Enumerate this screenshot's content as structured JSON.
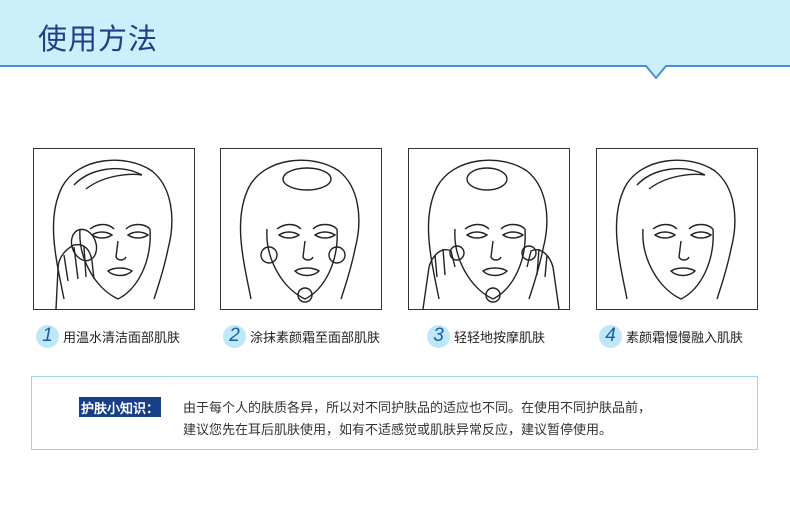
{
  "header": {
    "title": "使用方法",
    "bg_color": "#cdeefb",
    "line_color": "#4a8fd6"
  },
  "steps": [
    {
      "number": "1",
      "text": "用温水清洁面部肌肤",
      "image": "face-washing-with-hands"
    },
    {
      "number": "2",
      "text": "涂抹素颜霜至面部肌肤",
      "image": "face-with-cream-dots"
    },
    {
      "number": "3",
      "text": "轻轻地按摩肌肤",
      "image": "face-massaging-with-hands"
    },
    {
      "number": "4",
      "text": "素颜霜慢慢融入肌肤",
      "image": "face-clean-result"
    }
  ],
  "tips": {
    "label": "护肤小知识：",
    "line1": "由于每个人的肤质各异，所以对不同护肤品的适应也不同。在使用不同护肤品前，",
    "line2": "建议您先在耳后肌肤使用，如有不适感觉或肌肤异常反应，建议暂停使用。"
  }
}
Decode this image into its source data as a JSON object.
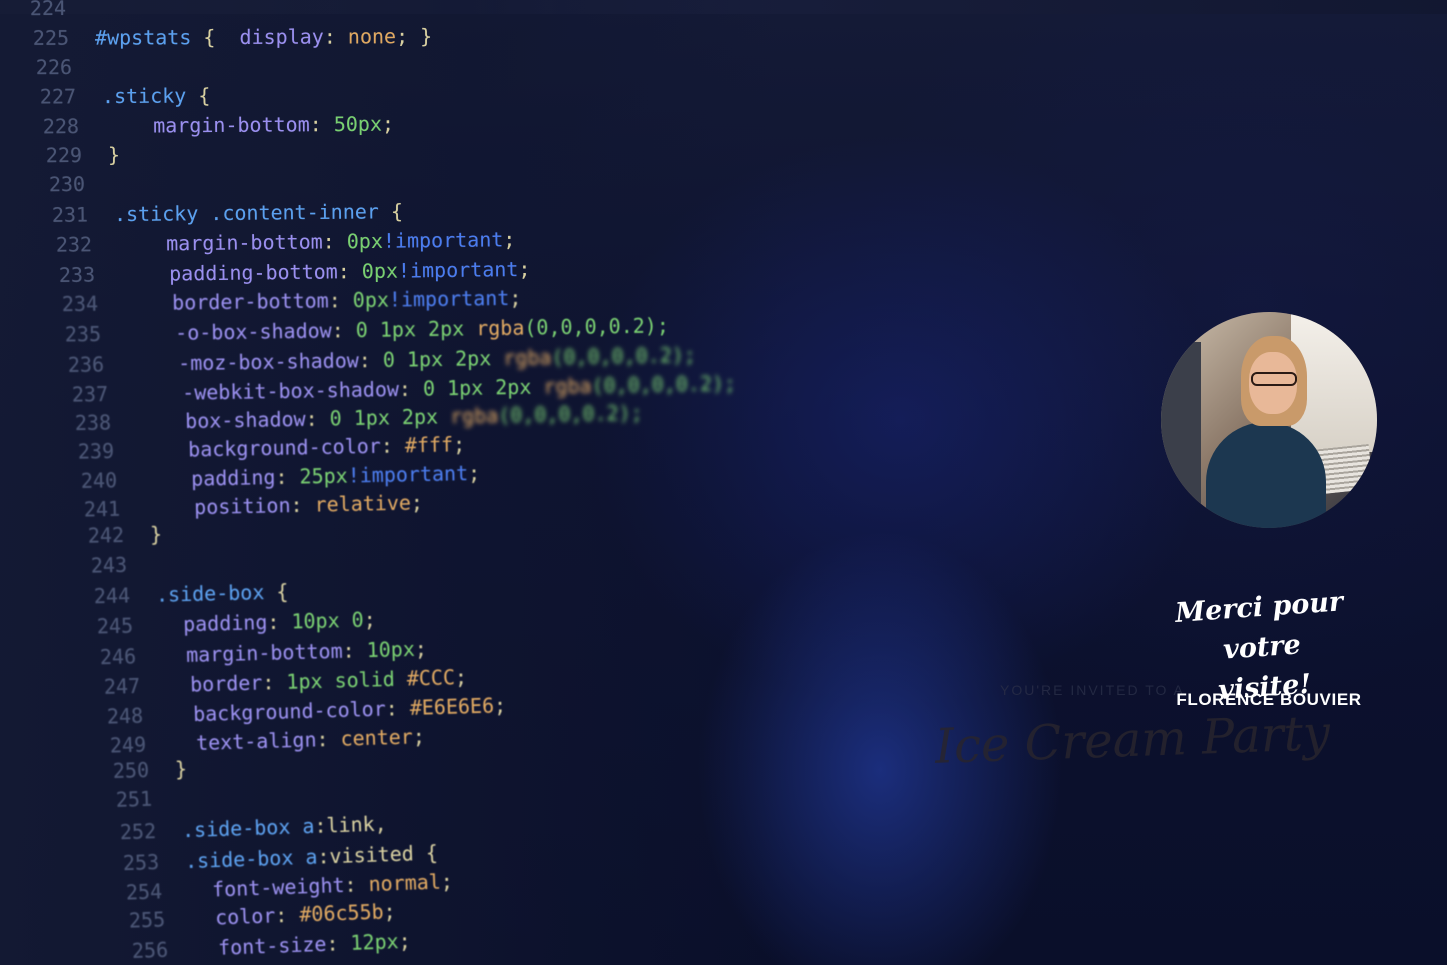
{
  "code_lines": [
    {
      "num": "224",
      "parts": []
    },
    {
      "num": "225",
      "parts": [
        {
          "t": "#wpstats ",
          "c": "sel"
        },
        {
          "t": "{  ",
          "c": "pun"
        },
        {
          "t": "display",
          "c": "prop"
        },
        {
          "t": ": ",
          "c": "pun"
        },
        {
          "t": "none",
          "c": "str"
        },
        {
          "t": "; }",
          "c": "pun"
        }
      ]
    },
    {
      "num": "226",
      "parts": []
    },
    {
      "num": "227",
      "parts": [
        {
          "t": ".sticky ",
          "c": "sel"
        },
        {
          "t": "{",
          "c": "pun"
        }
      ]
    },
    {
      "num": "228",
      "parts": [
        {
          "t": "    margin-bottom",
          "c": "prop"
        },
        {
          "t": ": ",
          "c": "pun"
        },
        {
          "t": "50px",
          "c": "val"
        },
        {
          "t": ";",
          "c": "pun"
        }
      ]
    },
    {
      "num": "229",
      "parts": [
        {
          "t": "}",
          "c": "pun"
        }
      ]
    },
    {
      "num": "230",
      "parts": []
    },
    {
      "num": "231",
      "parts": [
        {
          "t": ".sticky .content-inner ",
          "c": "sel"
        },
        {
          "t": "{",
          "c": "pun"
        }
      ]
    },
    {
      "num": "232",
      "parts": [
        {
          "t": "    margin-bottom",
          "c": "prop"
        },
        {
          "t": ": ",
          "c": "pun"
        },
        {
          "t": "0px",
          "c": "val"
        },
        {
          "t": "!important",
          "c": "imp"
        },
        {
          "t": ";",
          "c": "pun"
        }
      ]
    },
    {
      "num": "233",
      "parts": [
        {
          "t": "    padding-bottom",
          "c": "prop"
        },
        {
          "t": ": ",
          "c": "pun"
        },
        {
          "t": "0px",
          "c": "val"
        },
        {
          "t": "!important",
          "c": "imp"
        },
        {
          "t": ";",
          "c": "pun"
        }
      ]
    },
    {
      "num": "234",
      "parts": [
        {
          "t": "    border-bottom",
          "c": "prop"
        },
        {
          "t": ": ",
          "c": "pun"
        },
        {
          "t": "0px",
          "c": "val"
        },
        {
          "t": "!important",
          "c": "imp"
        },
        {
          "t": ";",
          "c": "pun"
        }
      ]
    },
    {
      "num": "235",
      "parts": [
        {
          "t": "    -o-box-shadow",
          "c": "prop"
        },
        {
          "t": ": ",
          "c": "pun"
        },
        {
          "t": "0 1px 2px ",
          "c": "val"
        },
        {
          "t": "rgba",
          "c": "str"
        },
        {
          "t": "(0,0,0,0.2);",
          "c": "val"
        }
      ]
    },
    {
      "num": "236",
      "parts": [
        {
          "t": "    -moz-box-shadow",
          "c": "prop"
        },
        {
          "t": ": ",
          "c": "pun"
        },
        {
          "t": "0 1px 2px ",
          "c": "val"
        },
        {
          "t": "rgba",
          "c": "str"
        },
        {
          "t": "(0,0,0,0.2);",
          "c": "val"
        }
      ]
    },
    {
      "num": "237",
      "parts": [
        {
          "t": "    -webkit-box-shadow",
          "c": "prop"
        },
        {
          "t": ": ",
          "c": "pun"
        },
        {
          "t": "0 1px 2px ",
          "c": "val"
        },
        {
          "t": "rgba",
          "c": "str"
        },
        {
          "t": "(0,0,0,0.2);",
          "c": "val"
        }
      ]
    },
    {
      "num": "238",
      "parts": [
        {
          "t": "    box-shadow",
          "c": "prop"
        },
        {
          "t": ": ",
          "c": "pun"
        },
        {
          "t": "0 1px 2px ",
          "c": "val"
        },
        {
          "t": "rgba",
          "c": "str"
        },
        {
          "t": "(0,0,0,0.2);",
          "c": "val"
        }
      ]
    },
    {
      "num": "239",
      "parts": [
        {
          "t": "    background-color",
          "c": "prop"
        },
        {
          "t": ": ",
          "c": "pun"
        },
        {
          "t": "#fff",
          "c": "str"
        },
        {
          "t": ";",
          "c": "pun"
        }
      ]
    },
    {
      "num": "240",
      "parts": [
        {
          "t": "    padding",
          "c": "prop"
        },
        {
          "t": ": ",
          "c": "pun"
        },
        {
          "t": "25px",
          "c": "val"
        },
        {
          "t": "!important",
          "c": "imp"
        },
        {
          "t": ";",
          "c": "pun"
        }
      ]
    },
    {
      "num": "241",
      "parts": [
        {
          "t": "    position",
          "c": "prop"
        },
        {
          "t": ": ",
          "c": "pun"
        },
        {
          "t": "relative",
          "c": "str"
        },
        {
          "t": ";",
          "c": "pun"
        }
      ]
    },
    {
      "num": "242",
      "parts": [
        {
          "t": "}",
          "c": "pun"
        }
      ]
    },
    {
      "num": "243",
      "parts": []
    },
    {
      "num": "244",
      "parts": [
        {
          "t": ".side-box ",
          "c": "sel"
        },
        {
          "t": "{",
          "c": "pun"
        }
      ]
    },
    {
      "num": "245",
      "parts": [
        {
          "t": "  padding",
          "c": "prop"
        },
        {
          "t": ": ",
          "c": "pun"
        },
        {
          "t": "10px 0",
          "c": "val"
        },
        {
          "t": ";",
          "c": "pun"
        }
      ]
    },
    {
      "num": "246",
      "parts": [
        {
          "t": "  margin-bottom",
          "c": "prop"
        },
        {
          "t": ": ",
          "c": "pun"
        },
        {
          "t": "10px",
          "c": "val"
        },
        {
          "t": ";",
          "c": "pun"
        }
      ]
    },
    {
      "num": "247",
      "parts": [
        {
          "t": "  border",
          "c": "prop"
        },
        {
          "t": ": ",
          "c": "pun"
        },
        {
          "t": "1px solid ",
          "c": "val"
        },
        {
          "t": "#CCC",
          "c": "str"
        },
        {
          "t": ";",
          "c": "pun"
        }
      ]
    },
    {
      "num": "248",
      "parts": [
        {
          "t": "  background-color",
          "c": "prop"
        },
        {
          "t": ": ",
          "c": "pun"
        },
        {
          "t": "#E6E6E6",
          "c": "str"
        },
        {
          "t": ";",
          "c": "pun"
        }
      ]
    },
    {
      "num": "249",
      "parts": [
        {
          "t": "  text-align",
          "c": "prop"
        },
        {
          "t": ": ",
          "c": "pun"
        },
        {
          "t": "center",
          "c": "str"
        },
        {
          "t": ";",
          "c": "pun"
        }
      ]
    },
    {
      "num": "250",
      "parts": [
        {
          "t": "}",
          "c": "pun"
        }
      ]
    },
    {
      "num": "251",
      "parts": []
    },
    {
      "num": "252",
      "parts": [
        {
          "t": ".side-box a",
          "c": "sel"
        },
        {
          "t": ":link,",
          "c": "pun"
        }
      ]
    },
    {
      "num": "253",
      "parts": [
        {
          "t": ".side-box a",
          "c": "sel"
        },
        {
          "t": ":visited {",
          "c": "pun"
        }
      ]
    },
    {
      "num": "254",
      "parts": [
        {
          "t": "  font-weight",
          "c": "prop"
        },
        {
          "t": ": ",
          "c": "pun"
        },
        {
          "t": "normal",
          "c": "str"
        },
        {
          "t": ";",
          "c": "pun"
        }
      ]
    },
    {
      "num": "255",
      "parts": [
        {
          "t": "  color",
          "c": "prop"
        },
        {
          "t": ": ",
          "c": "pun"
        },
        {
          "t": "#06c55b",
          "c": "str"
        },
        {
          "t": ";",
          "c": "pun"
        }
      ]
    },
    {
      "num": "256",
      "parts": [
        {
          "t": "  font-size",
          "c": "prop"
        },
        {
          "t": ": ",
          "c": "pun"
        },
        {
          "t": "12px",
          "c": "val"
        },
        {
          "t": ";",
          "c": "pun"
        }
      ]
    }
  ],
  "card": {
    "thanks_line1": "Merci pour votre",
    "thanks_line2": "visite!",
    "name": "FLORENCE BOUVIER",
    "ghost_invite": "YOU'RE INVITED TO A",
    "ghost_title": "Ice Cream Party"
  },
  "avatar_icon": "portrait-photo"
}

→ Instructions for the task
Which lines above contain the word "shadow"? Copy each of them.

→ Exercise solution
          "t": "    -o-box-shadow",
          "t": "    -moz-box-shadow",
          "t": "    -webkit-box-shadow",
          "t": "    box-shadow",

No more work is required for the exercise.